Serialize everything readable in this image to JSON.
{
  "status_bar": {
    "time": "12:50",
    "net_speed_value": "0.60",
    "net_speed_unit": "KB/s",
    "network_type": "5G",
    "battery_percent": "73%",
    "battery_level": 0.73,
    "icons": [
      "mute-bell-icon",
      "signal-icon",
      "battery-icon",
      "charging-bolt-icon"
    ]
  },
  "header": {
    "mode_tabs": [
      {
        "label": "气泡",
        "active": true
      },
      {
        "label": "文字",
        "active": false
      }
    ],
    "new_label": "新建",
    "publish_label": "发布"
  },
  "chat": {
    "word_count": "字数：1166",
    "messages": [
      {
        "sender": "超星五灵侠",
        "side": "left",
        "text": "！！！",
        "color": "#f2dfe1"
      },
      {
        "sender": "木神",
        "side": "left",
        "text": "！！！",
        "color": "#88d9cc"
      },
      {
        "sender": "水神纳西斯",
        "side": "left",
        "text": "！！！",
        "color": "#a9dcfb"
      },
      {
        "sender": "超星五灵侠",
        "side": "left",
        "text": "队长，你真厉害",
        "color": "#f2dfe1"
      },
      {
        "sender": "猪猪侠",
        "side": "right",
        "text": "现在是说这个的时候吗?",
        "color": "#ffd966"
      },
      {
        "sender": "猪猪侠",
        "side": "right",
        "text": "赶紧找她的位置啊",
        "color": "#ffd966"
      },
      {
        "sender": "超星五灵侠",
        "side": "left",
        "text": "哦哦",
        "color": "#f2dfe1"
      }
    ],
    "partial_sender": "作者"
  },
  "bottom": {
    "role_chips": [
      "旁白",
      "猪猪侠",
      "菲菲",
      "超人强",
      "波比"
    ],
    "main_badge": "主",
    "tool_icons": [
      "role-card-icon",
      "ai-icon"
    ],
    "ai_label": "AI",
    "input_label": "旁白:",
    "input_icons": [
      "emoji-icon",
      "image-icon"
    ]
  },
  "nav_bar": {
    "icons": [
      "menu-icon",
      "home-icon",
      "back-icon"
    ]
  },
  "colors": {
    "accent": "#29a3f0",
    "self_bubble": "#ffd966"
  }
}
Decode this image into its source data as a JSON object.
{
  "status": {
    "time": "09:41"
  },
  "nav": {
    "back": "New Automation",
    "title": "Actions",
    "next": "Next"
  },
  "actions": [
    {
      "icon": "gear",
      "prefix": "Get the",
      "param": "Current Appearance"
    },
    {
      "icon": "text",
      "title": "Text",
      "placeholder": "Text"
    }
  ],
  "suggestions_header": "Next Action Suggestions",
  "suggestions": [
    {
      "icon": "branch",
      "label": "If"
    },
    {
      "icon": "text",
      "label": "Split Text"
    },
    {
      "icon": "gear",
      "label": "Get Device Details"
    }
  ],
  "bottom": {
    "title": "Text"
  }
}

Exercise: The records above are to be repeated exactly, in their entirety.

Correct output:
Serialize everything readable in this image to JSON.
{
  "status_bar": {
    "time": "12:50",
    "net_speed_value": "0.60",
    "net_speed_unit": "KB/s",
    "network_type": "5G",
    "battery_percent": "73%",
    "battery_level": 0.73,
    "icons": [
      "mute-bell-icon",
      "signal-icon",
      "battery-icon",
      "charging-bolt-icon"
    ]
  },
  "header": {
    "mode_tabs": [
      {
        "label": "气泡",
        "active": true
      },
      {
        "label": "文字",
        "active": false
      }
    ],
    "new_label": "新建",
    "publish_label": "发布"
  },
  "chat": {
    "word_count": "字数：1166",
    "messages": [
      {
        "sender": "超星五灵侠",
        "side": "left",
        "text": "！！！",
        "color": "#f2dfe1"
      },
      {
        "sender": "木神",
        "side": "left",
        "text": "！！！",
        "color": "#88d9cc"
      },
      {
        "sender": "水神纳西斯",
        "side": "left",
        "text": "！！！",
        "color": "#a9dcfb"
      },
      {
        "sender": "超星五灵侠",
        "side": "left",
        "text": "队长，你真厉害",
        "color": "#f2dfe1"
      },
      {
        "sender": "猪猪侠",
        "side": "right",
        "text": "现在是说这个的时候吗?",
        "color": "#ffd966"
      },
      {
        "sender": "猪猪侠",
        "side": "right",
        "text": "赶紧找她的位置啊",
        "color": "#ffd966"
      },
      {
        "sender": "超星五灵侠",
        "side": "left",
        "text": "哦哦",
        "color": "#f2dfe1"
      }
    ],
    "partial_sender": "作者"
  },
  "bottom": {
    "role_chips": [
      "旁白",
      "猪猪侠",
      "菲菲",
      "超人强",
      "波比"
    ],
    "main_badge": "主",
    "tool_icons": [
      "role-card-icon",
      "ai-icon"
    ],
    "ai_label": "AI",
    "input_label": "旁白:",
    "input_icons": [
      "emoji-icon",
      "image-icon"
    ]
  },
  "nav_bar": {
    "icons": [
      "menu-icon",
      "home-icon",
      "back-icon"
    ]
  },
  "colors": {
    "accent": "#29a3f0",
    "self_bubble": "#ffd966"
  }
}
Decode this image into its source data as a JSON object.
{
  "status": {
    "time": "09:41"
  },
  "nav": {
    "back": "New Automation",
    "title": "Actions",
    "next": "Next"
  },
  "actions": [
    {
      "icon": "gear",
      "prefix": "Get the",
      "param": "Current Appearance"
    },
    {
      "icon": "text",
      "title": "Text",
      "placeholder": "Text"
    }
  ],
  "suggestions_header": "Next Action Suggestions",
  "suggestions": [
    {
      "icon": "branch",
      "label": "If"
    },
    {
      "icon": "text",
      "label": "Split Text"
    },
    {
      "icon": "gear",
      "label": "Get Device Details"
    }
  ],
  "bottom": {
    "title": "Text"
  }
}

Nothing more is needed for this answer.